▶ _What is required_
Take the material below and retype it in full; pictures are left out.

=== Dataset records ===

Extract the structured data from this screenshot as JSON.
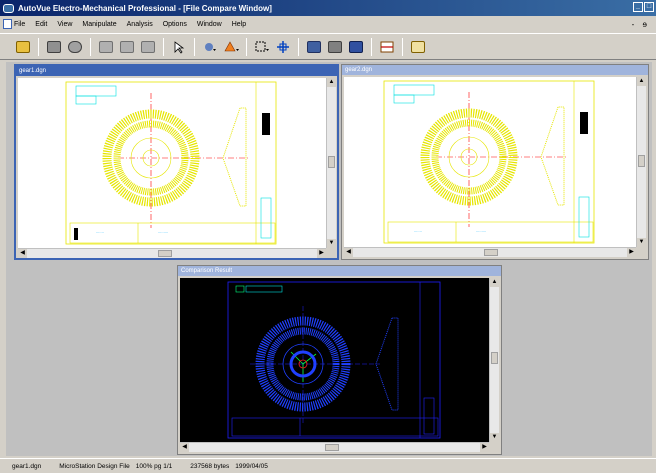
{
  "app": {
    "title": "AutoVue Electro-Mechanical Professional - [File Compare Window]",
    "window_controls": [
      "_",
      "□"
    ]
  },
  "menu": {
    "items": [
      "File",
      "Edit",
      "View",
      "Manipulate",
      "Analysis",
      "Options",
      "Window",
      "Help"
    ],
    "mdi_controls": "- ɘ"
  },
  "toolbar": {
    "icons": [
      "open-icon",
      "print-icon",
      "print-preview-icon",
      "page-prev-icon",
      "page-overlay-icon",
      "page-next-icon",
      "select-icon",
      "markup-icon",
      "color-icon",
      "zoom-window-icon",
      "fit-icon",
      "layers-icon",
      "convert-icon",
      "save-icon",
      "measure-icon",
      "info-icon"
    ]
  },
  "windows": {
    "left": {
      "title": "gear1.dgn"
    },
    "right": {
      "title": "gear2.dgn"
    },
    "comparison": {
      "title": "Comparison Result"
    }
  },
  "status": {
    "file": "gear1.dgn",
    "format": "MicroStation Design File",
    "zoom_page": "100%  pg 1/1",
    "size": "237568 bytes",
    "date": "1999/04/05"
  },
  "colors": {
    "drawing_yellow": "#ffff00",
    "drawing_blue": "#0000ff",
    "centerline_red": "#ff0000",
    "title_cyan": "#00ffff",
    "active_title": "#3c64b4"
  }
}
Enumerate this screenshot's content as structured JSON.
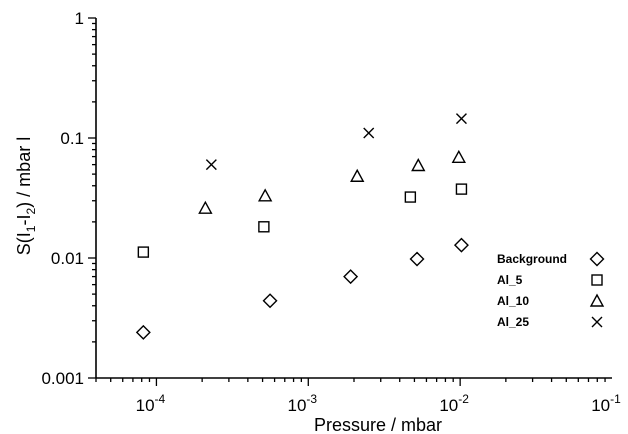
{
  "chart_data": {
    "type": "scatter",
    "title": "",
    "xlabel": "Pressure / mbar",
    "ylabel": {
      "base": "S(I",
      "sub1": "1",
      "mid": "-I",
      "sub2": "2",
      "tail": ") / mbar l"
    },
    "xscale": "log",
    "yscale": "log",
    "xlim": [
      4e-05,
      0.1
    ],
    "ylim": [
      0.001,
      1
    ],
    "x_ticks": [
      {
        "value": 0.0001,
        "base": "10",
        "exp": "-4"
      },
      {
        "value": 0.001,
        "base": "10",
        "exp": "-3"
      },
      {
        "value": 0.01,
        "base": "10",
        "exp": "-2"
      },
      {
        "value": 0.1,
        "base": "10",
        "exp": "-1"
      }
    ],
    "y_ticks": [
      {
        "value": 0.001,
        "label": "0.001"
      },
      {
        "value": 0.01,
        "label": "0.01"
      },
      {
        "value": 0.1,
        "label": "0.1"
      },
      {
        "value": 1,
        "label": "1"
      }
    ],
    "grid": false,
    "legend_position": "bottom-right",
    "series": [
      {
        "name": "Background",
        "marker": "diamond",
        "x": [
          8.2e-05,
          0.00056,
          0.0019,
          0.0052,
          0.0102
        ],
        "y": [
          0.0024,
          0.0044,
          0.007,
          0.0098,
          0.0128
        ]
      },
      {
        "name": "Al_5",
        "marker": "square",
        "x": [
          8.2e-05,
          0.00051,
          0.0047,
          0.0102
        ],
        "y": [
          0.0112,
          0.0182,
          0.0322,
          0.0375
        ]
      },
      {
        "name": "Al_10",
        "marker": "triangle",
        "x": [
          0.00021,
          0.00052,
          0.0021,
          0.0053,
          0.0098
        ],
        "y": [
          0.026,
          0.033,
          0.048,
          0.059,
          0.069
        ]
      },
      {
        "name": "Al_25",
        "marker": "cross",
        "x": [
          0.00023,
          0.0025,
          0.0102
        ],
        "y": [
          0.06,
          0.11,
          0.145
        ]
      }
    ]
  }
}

===

▶ _Task response_
Extract the structured data from this screenshot as JSON.
{
  "app": {
    "title": "AutoVue Electro-Mechanical Professional - [File Compare Window]",
    "window_controls": [
      "_",
      "□"
    ]
  },
  "menu": {
    "items": [
      "File",
      "Edit",
      "View",
      "Manipulate",
      "Analysis",
      "Options",
      "Window",
      "Help"
    ],
    "mdi_controls": "- ɘ"
  },
  "toolbar": {
    "icons": [
      "open-icon",
      "print-icon",
      "print-preview-icon",
      "page-prev-icon",
      "page-overlay-icon",
      "page-next-icon",
      "select-icon",
      "markup-icon",
      "color-icon",
      "zoom-window-icon",
      "fit-icon",
      "layers-icon",
      "convert-icon",
      "save-icon",
      "measure-icon",
      "info-icon"
    ]
  },
  "windows": {
    "left": {
      "title": "gear1.dgn"
    },
    "right": {
      "title": "gear2.dgn"
    },
    "comparison": {
      "title": "Comparison Result"
    }
  },
  "status": {
    "file": "gear1.dgn",
    "format": "MicroStation Design File",
    "zoom_page": "100%  pg 1/1",
    "size": "237568 bytes",
    "date": "1999/04/05"
  },
  "colors": {
    "drawing_yellow": "#ffff00",
    "drawing_blue": "#0000ff",
    "centerline_red": "#ff0000",
    "title_cyan": "#00ffff",
    "active_title": "#3c64b4"
  }
}
Enumerate this screenshot's content as structured JSON.
{
  "chart_data": {
    "type": "scatter",
    "title": "",
    "xlabel": "Pressure / mbar",
    "ylabel": {
      "base": "S(I",
      "sub1": "1",
      "mid": "-I",
      "sub2": "2",
      "tail": ") / mbar l"
    },
    "xscale": "log",
    "yscale": "log",
    "xlim": [
      4e-05,
      0.1
    ],
    "ylim": [
      0.001,
      1
    ],
    "x_ticks": [
      {
        "value": 0.0001,
        "base": "10",
        "exp": "-4"
      },
      {
        "value": 0.001,
        "base": "10",
        "exp": "-3"
      },
      {
        "value": 0.01,
        "base": "10",
        "exp": "-2"
      },
      {
        "value": 0.1,
        "base": "10",
        "exp": "-1"
      }
    ],
    "y_ticks": [
      {
        "value": 0.001,
        "label": "0.001"
      },
      {
        "value": 0.01,
        "label": "0.01"
      },
      {
        "value": 0.1,
        "label": "0.1"
      },
      {
        "value": 1,
        "label": "1"
      }
    ],
    "grid": false,
    "legend_position": "bottom-right",
    "series": [
      {
        "name": "Background",
        "marker": "diamond",
        "x": [
          8.2e-05,
          0.00056,
          0.0019,
          0.0052,
          0.0102
        ],
        "y": [
          0.0024,
          0.0044,
          0.007,
          0.0098,
          0.0128
        ]
      },
      {
        "name": "Al_5",
        "marker": "square",
        "x": [
          8.2e-05,
          0.00051,
          0.0047,
          0.0102
        ],
        "y": [
          0.0112,
          0.0182,
          0.0322,
          0.0375
        ]
      },
      {
        "name": "Al_10",
        "marker": "triangle",
        "x": [
          0.00021,
          0.00052,
          0.0021,
          0.0053,
          0.0098
        ],
        "y": [
          0.026,
          0.033,
          0.048,
          0.059,
          0.069
        ]
      },
      {
        "name": "Al_25",
        "marker": "cross",
        "x": [
          0.00023,
          0.0025,
          0.0102
        ],
        "y": [
          0.06,
          0.11,
          0.145
        ]
      }
    ]
  }
}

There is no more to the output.